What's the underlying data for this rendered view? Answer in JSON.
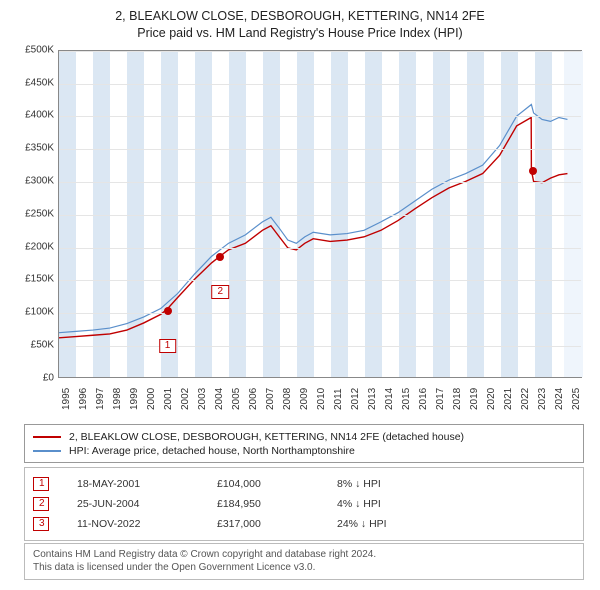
{
  "title": {
    "line1": "2, BLEAKLOW CLOSE, DESBOROUGH, KETTERING, NN14 2FE",
    "line2": "Price paid vs. HM Land Registry's House Price Index (HPI)"
  },
  "chart": {
    "type": "line",
    "background_color": "#ffffff",
    "grid_color": "#e5e5e5",
    "axis_color": "#888888",
    "band_color": "#dbe7f3",
    "recent_band_color": "#eff5fc",
    "xlim": [
      1995,
      2025.8
    ],
    "ylim": [
      0,
      500000
    ],
    "ytick_step": 50000,
    "ylabels": [
      "£0",
      "£50K",
      "£100K",
      "£150K",
      "£200K",
      "£250K",
      "£300K",
      "£350K",
      "£400K",
      "£450K",
      "£500K"
    ],
    "xticks": [
      1995,
      1996,
      1997,
      1998,
      1999,
      2000,
      2001,
      2002,
      2003,
      2004,
      2005,
      2006,
      2007,
      2008,
      2009,
      2010,
      2011,
      2012,
      2013,
      2014,
      2015,
      2016,
      2017,
      2018,
      2019,
      2020,
      2021,
      2022,
      2023,
      2024,
      2025
    ],
    "bands": [
      {
        "from": 1995,
        "to": 1996
      },
      {
        "from": 1997,
        "to": 1998
      },
      {
        "from": 1999,
        "to": 2000
      },
      {
        "from": 2001,
        "to": 2002
      },
      {
        "from": 2003,
        "to": 2004
      },
      {
        "from": 2005,
        "to": 2006
      },
      {
        "from": 2007,
        "to": 2008
      },
      {
        "from": 2009,
        "to": 2010
      },
      {
        "from": 2011,
        "to": 2012
      },
      {
        "from": 2013,
        "to": 2014
      },
      {
        "from": 2015,
        "to": 2016
      },
      {
        "from": 2017,
        "to": 2018
      },
      {
        "from": 2019,
        "to": 2020
      },
      {
        "from": 2021,
        "to": 2022
      },
      {
        "from": 2023,
        "to": 2024
      }
    ],
    "recent_band": {
      "from": 2024.7,
      "to": 2025.8
    },
    "series": [
      {
        "name": "property",
        "color": "#c00000",
        "width": 1.4,
        "data": [
          [
            1995,
            60000
          ],
          [
            1996,
            62000
          ],
          [
            1997,
            64000
          ],
          [
            1998,
            66000
          ],
          [
            1999,
            72000
          ],
          [
            2000,
            83000
          ],
          [
            2001,
            96000
          ],
          [
            2001.38,
            104000
          ],
          [
            2002,
            122000
          ],
          [
            2003,
            150000
          ],
          [
            2004,
            175000
          ],
          [
            2004.48,
            184950
          ],
          [
            2005,
            195000
          ],
          [
            2006,
            205000
          ],
          [
            2007,
            225000
          ],
          [
            2007.5,
            232000
          ],
          [
            2008,
            215000
          ],
          [
            2008.5,
            198000
          ],
          [
            2009,
            195000
          ],
          [
            2009.5,
            205000
          ],
          [
            2010,
            212000
          ],
          [
            2011,
            208000
          ],
          [
            2012,
            210000
          ],
          [
            2013,
            215000
          ],
          [
            2014,
            225000
          ],
          [
            2015,
            240000
          ],
          [
            2016,
            258000
          ],
          [
            2017,
            275000
          ],
          [
            2018,
            290000
          ],
          [
            2019,
            300000
          ],
          [
            2020,
            312000
          ],
          [
            2021,
            340000
          ],
          [
            2022,
            385000
          ],
          [
            2022.86,
            398000
          ],
          [
            2022.87,
            317000
          ],
          [
            2023,
            300000
          ],
          [
            2023.5,
            298000
          ],
          [
            2024,
            305000
          ],
          [
            2024.5,
            310000
          ],
          [
            2025,
            312000
          ]
        ]
      },
      {
        "name": "hpi",
        "color": "#5a8fcb",
        "width": 1.2,
        "data": [
          [
            1995,
            68000
          ],
          [
            1996,
            70000
          ],
          [
            1997,
            72000
          ],
          [
            1998,
            75000
          ],
          [
            1999,
            82000
          ],
          [
            2000,
            92000
          ],
          [
            2001,
            105000
          ],
          [
            2002,
            128000
          ],
          [
            2003,
            158000
          ],
          [
            2004,
            185000
          ],
          [
            2005,
            205000
          ],
          [
            2006,
            218000
          ],
          [
            2007,
            238000
          ],
          [
            2007.5,
            245000
          ],
          [
            2008,
            228000
          ],
          [
            2008.5,
            210000
          ],
          [
            2009,
            205000
          ],
          [
            2009.5,
            215000
          ],
          [
            2010,
            222000
          ],
          [
            2011,
            218000
          ],
          [
            2012,
            220000
          ],
          [
            2013,
            225000
          ],
          [
            2014,
            238000
          ],
          [
            2015,
            252000
          ],
          [
            2016,
            270000
          ],
          [
            2017,
            288000
          ],
          [
            2018,
            302000
          ],
          [
            2019,
            312000
          ],
          [
            2020,
            325000
          ],
          [
            2021,
            355000
          ],
          [
            2022,
            400000
          ],
          [
            2022.87,
            418000
          ],
          [
            2023,
            405000
          ],
          [
            2023.5,
            395000
          ],
          [
            2024,
            392000
          ],
          [
            2024.5,
            398000
          ],
          [
            2025,
            395000
          ]
        ]
      }
    ],
    "markers": [
      {
        "n": "1",
        "x": 2001.38,
        "y": 104000,
        "color": "#c00000",
        "label_dy": 28
      },
      {
        "n": "2",
        "x": 2004.48,
        "y": 184950,
        "color": "#c00000",
        "label_dy": 28
      },
      {
        "n": "3",
        "x": 2022.86,
        "y": 317000,
        "color": "#c00000",
        "label_dy": -205
      }
    ],
    "marker_color": "#c00000"
  },
  "legend": {
    "items": [
      {
        "color": "#c00000",
        "label": "2, BLEAKLOW CLOSE, DESBOROUGH, KETTERING, NN14 2FE (detached house)"
      },
      {
        "color": "#5a8fcb",
        "label": "HPI: Average price, detached house, North Northamptonshire"
      }
    ]
  },
  "events": [
    {
      "n": "1",
      "date": "18-MAY-2001",
      "price": "£104,000",
      "delta": "8% ↓ HPI"
    },
    {
      "n": "2",
      "date": "25-JUN-2004",
      "price": "£184,950",
      "delta": "4% ↓ HPI"
    },
    {
      "n": "3",
      "date": "11-NOV-2022",
      "price": "£317,000",
      "delta": "24% ↓ HPI"
    }
  ],
  "footer": {
    "line1": "Contains HM Land Registry data © Crown copyright and database right 2024.",
    "line2": "This data is licensed under the Open Government Licence v3.0."
  }
}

◆ **YOUR TASK**
Reproduce every entry word for word, but skip any pictures.

◆ **WORKED ANSWER**
What's the underlying data for this rendered view? Answer in JSON.
{
  "title": {
    "line1": "2, BLEAKLOW CLOSE, DESBOROUGH, KETTERING, NN14 2FE",
    "line2": "Price paid vs. HM Land Registry's House Price Index (HPI)"
  },
  "chart": {
    "type": "line",
    "background_color": "#ffffff",
    "grid_color": "#e5e5e5",
    "axis_color": "#888888",
    "band_color": "#dbe7f3",
    "recent_band_color": "#eff5fc",
    "xlim": [
      1995,
      2025.8
    ],
    "ylim": [
      0,
      500000
    ],
    "ytick_step": 50000,
    "ylabels": [
      "£0",
      "£50K",
      "£100K",
      "£150K",
      "£200K",
      "£250K",
      "£300K",
      "£350K",
      "£400K",
      "£450K",
      "£500K"
    ],
    "xticks": [
      1995,
      1996,
      1997,
      1998,
      1999,
      2000,
      2001,
      2002,
      2003,
      2004,
      2005,
      2006,
      2007,
      2008,
      2009,
      2010,
      2011,
      2012,
      2013,
      2014,
      2015,
      2016,
      2017,
      2018,
      2019,
      2020,
      2021,
      2022,
      2023,
      2024,
      2025
    ],
    "bands": [
      {
        "from": 1995,
        "to": 1996
      },
      {
        "from": 1997,
        "to": 1998
      },
      {
        "from": 1999,
        "to": 2000
      },
      {
        "from": 2001,
        "to": 2002
      },
      {
        "from": 2003,
        "to": 2004
      },
      {
        "from": 2005,
        "to": 2006
      },
      {
        "from": 2007,
        "to": 2008
      },
      {
        "from": 2009,
        "to": 2010
      },
      {
        "from": 2011,
        "to": 2012
      },
      {
        "from": 2013,
        "to": 2014
      },
      {
        "from": 2015,
        "to": 2016
      },
      {
        "from": 2017,
        "to": 2018
      },
      {
        "from": 2019,
        "to": 2020
      },
      {
        "from": 2021,
        "to": 2022
      },
      {
        "from": 2023,
        "to": 2024
      }
    ],
    "recent_band": {
      "from": 2024.7,
      "to": 2025.8
    },
    "series": [
      {
        "name": "property",
        "color": "#c00000",
        "width": 1.4,
        "data": [
          [
            1995,
            60000
          ],
          [
            1996,
            62000
          ],
          [
            1997,
            64000
          ],
          [
            1998,
            66000
          ],
          [
            1999,
            72000
          ],
          [
            2000,
            83000
          ],
          [
            2001,
            96000
          ],
          [
            2001.38,
            104000
          ],
          [
            2002,
            122000
          ],
          [
            2003,
            150000
          ],
          [
            2004,
            175000
          ],
          [
            2004.48,
            184950
          ],
          [
            2005,
            195000
          ],
          [
            2006,
            205000
          ],
          [
            2007,
            225000
          ],
          [
            2007.5,
            232000
          ],
          [
            2008,
            215000
          ],
          [
            2008.5,
            198000
          ],
          [
            2009,
            195000
          ],
          [
            2009.5,
            205000
          ],
          [
            2010,
            212000
          ],
          [
            2011,
            208000
          ],
          [
            2012,
            210000
          ],
          [
            2013,
            215000
          ],
          [
            2014,
            225000
          ],
          [
            2015,
            240000
          ],
          [
            2016,
            258000
          ],
          [
            2017,
            275000
          ],
          [
            2018,
            290000
          ],
          [
            2019,
            300000
          ],
          [
            2020,
            312000
          ],
          [
            2021,
            340000
          ],
          [
            2022,
            385000
          ],
          [
            2022.86,
            398000
          ],
          [
            2022.87,
            317000
          ],
          [
            2023,
            300000
          ],
          [
            2023.5,
            298000
          ],
          [
            2024,
            305000
          ],
          [
            2024.5,
            310000
          ],
          [
            2025,
            312000
          ]
        ]
      },
      {
        "name": "hpi",
        "color": "#5a8fcb",
        "width": 1.2,
        "data": [
          [
            1995,
            68000
          ],
          [
            1996,
            70000
          ],
          [
            1997,
            72000
          ],
          [
            1998,
            75000
          ],
          [
            1999,
            82000
          ],
          [
            2000,
            92000
          ],
          [
            2001,
            105000
          ],
          [
            2002,
            128000
          ],
          [
            2003,
            158000
          ],
          [
            2004,
            185000
          ],
          [
            2005,
            205000
          ],
          [
            2006,
            218000
          ],
          [
            2007,
            238000
          ],
          [
            2007.5,
            245000
          ],
          [
            2008,
            228000
          ],
          [
            2008.5,
            210000
          ],
          [
            2009,
            205000
          ],
          [
            2009.5,
            215000
          ],
          [
            2010,
            222000
          ],
          [
            2011,
            218000
          ],
          [
            2012,
            220000
          ],
          [
            2013,
            225000
          ],
          [
            2014,
            238000
          ],
          [
            2015,
            252000
          ],
          [
            2016,
            270000
          ],
          [
            2017,
            288000
          ],
          [
            2018,
            302000
          ],
          [
            2019,
            312000
          ],
          [
            2020,
            325000
          ],
          [
            2021,
            355000
          ],
          [
            2022,
            400000
          ],
          [
            2022.87,
            418000
          ],
          [
            2023,
            405000
          ],
          [
            2023.5,
            395000
          ],
          [
            2024,
            392000
          ],
          [
            2024.5,
            398000
          ],
          [
            2025,
            395000
          ]
        ]
      }
    ],
    "markers": [
      {
        "n": "1",
        "x": 2001.38,
        "y": 104000,
        "color": "#c00000",
        "label_dy": 28
      },
      {
        "n": "2",
        "x": 2004.48,
        "y": 184950,
        "color": "#c00000",
        "label_dy": 28
      },
      {
        "n": "3",
        "x": 2022.86,
        "y": 317000,
        "color": "#c00000",
        "label_dy": -205
      }
    ],
    "marker_color": "#c00000"
  },
  "legend": {
    "items": [
      {
        "color": "#c00000",
        "label": "2, BLEAKLOW CLOSE, DESBOROUGH, KETTERING, NN14 2FE (detached house)"
      },
      {
        "color": "#5a8fcb",
        "label": "HPI: Average price, detached house, North Northamptonshire"
      }
    ]
  },
  "events": [
    {
      "n": "1",
      "date": "18-MAY-2001",
      "price": "£104,000",
      "delta": "8% ↓ HPI"
    },
    {
      "n": "2",
      "date": "25-JUN-2004",
      "price": "£184,950",
      "delta": "4% ↓ HPI"
    },
    {
      "n": "3",
      "date": "11-NOV-2022",
      "price": "£317,000",
      "delta": "24% ↓ HPI"
    }
  ],
  "footer": {
    "line1": "Contains HM Land Registry data © Crown copyright and database right 2024.",
    "line2": "This data is licensed under the Open Government Licence v3.0."
  }
}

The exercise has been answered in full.